[Some records]
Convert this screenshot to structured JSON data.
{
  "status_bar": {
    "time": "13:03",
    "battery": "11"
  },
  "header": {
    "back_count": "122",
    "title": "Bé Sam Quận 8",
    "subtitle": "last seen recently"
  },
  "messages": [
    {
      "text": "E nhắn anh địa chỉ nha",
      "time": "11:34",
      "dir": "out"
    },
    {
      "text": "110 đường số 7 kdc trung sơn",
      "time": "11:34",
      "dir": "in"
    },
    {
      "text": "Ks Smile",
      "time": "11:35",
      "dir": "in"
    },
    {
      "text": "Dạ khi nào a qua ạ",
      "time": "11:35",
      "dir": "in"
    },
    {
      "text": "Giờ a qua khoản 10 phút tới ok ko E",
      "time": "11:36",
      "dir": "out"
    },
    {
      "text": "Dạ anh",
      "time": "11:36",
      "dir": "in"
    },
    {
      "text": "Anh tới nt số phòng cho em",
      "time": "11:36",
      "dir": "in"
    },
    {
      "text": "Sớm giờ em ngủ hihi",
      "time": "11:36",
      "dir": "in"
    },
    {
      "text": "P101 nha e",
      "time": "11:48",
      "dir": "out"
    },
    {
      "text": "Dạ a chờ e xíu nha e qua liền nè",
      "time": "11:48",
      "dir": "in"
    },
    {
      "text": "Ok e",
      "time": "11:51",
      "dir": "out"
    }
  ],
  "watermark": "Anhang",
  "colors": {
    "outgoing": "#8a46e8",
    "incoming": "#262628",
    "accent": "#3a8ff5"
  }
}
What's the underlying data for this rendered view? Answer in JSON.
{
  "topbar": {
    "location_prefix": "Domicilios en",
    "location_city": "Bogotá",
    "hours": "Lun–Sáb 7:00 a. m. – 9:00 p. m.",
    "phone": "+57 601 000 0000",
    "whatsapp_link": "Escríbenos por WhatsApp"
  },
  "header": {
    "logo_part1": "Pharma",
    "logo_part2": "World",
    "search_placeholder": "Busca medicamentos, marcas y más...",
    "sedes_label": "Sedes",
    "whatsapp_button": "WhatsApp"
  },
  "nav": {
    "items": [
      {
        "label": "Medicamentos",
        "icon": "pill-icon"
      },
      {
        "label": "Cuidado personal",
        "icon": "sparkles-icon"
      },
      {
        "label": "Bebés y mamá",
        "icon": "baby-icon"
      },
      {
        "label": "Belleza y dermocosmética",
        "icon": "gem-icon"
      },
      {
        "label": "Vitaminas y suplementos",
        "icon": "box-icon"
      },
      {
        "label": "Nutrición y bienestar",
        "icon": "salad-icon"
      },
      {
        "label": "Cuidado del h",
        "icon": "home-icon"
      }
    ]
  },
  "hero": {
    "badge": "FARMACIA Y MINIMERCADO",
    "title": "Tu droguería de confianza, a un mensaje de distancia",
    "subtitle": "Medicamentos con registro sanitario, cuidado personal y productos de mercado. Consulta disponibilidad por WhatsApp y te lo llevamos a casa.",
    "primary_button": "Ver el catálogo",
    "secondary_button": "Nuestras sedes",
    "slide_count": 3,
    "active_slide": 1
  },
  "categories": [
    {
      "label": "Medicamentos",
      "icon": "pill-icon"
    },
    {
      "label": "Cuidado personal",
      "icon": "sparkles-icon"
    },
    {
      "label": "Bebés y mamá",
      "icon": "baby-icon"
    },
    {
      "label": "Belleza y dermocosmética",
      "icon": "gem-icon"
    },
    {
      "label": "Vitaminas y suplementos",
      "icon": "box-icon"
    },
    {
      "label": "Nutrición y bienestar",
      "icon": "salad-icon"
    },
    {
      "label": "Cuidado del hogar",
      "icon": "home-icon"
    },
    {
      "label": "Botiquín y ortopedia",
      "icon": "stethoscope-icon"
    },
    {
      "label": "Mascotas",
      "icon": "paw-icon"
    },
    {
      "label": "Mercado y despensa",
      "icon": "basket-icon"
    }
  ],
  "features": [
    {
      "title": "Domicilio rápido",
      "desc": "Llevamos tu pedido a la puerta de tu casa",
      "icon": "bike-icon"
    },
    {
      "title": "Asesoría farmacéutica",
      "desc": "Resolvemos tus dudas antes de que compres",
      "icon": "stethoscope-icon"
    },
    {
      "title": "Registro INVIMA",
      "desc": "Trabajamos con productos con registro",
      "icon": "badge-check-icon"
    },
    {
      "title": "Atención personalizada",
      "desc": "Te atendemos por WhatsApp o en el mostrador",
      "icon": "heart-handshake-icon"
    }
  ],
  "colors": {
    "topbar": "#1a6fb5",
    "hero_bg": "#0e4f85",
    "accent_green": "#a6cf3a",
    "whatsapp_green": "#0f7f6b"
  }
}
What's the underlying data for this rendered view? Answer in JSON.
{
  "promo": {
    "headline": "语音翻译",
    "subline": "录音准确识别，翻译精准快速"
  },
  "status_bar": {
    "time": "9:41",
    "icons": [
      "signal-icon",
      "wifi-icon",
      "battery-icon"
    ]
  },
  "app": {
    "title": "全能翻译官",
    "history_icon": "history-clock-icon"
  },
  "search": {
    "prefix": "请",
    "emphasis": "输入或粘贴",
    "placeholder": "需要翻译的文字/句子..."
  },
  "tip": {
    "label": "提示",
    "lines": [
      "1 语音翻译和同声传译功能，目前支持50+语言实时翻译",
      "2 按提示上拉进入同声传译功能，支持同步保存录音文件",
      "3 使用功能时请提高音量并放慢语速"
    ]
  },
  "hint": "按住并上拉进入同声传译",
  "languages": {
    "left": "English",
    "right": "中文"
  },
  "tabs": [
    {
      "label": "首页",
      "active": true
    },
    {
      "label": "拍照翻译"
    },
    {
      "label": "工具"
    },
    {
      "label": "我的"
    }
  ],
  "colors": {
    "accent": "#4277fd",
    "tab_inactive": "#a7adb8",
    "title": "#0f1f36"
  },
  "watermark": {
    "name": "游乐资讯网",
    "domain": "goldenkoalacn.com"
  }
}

:: Your instructions ::
Where a line above includes "casa", copy that line.

:: Task response ::
    "subtitle": "Medicamentos con registro sanitario, cuidado personal y productos de mercado. Consulta disponibilidad por WhatsApp y te lo llevamos a casa.",
      "desc": "Llevamos tu pedido a la puerta de tu casa",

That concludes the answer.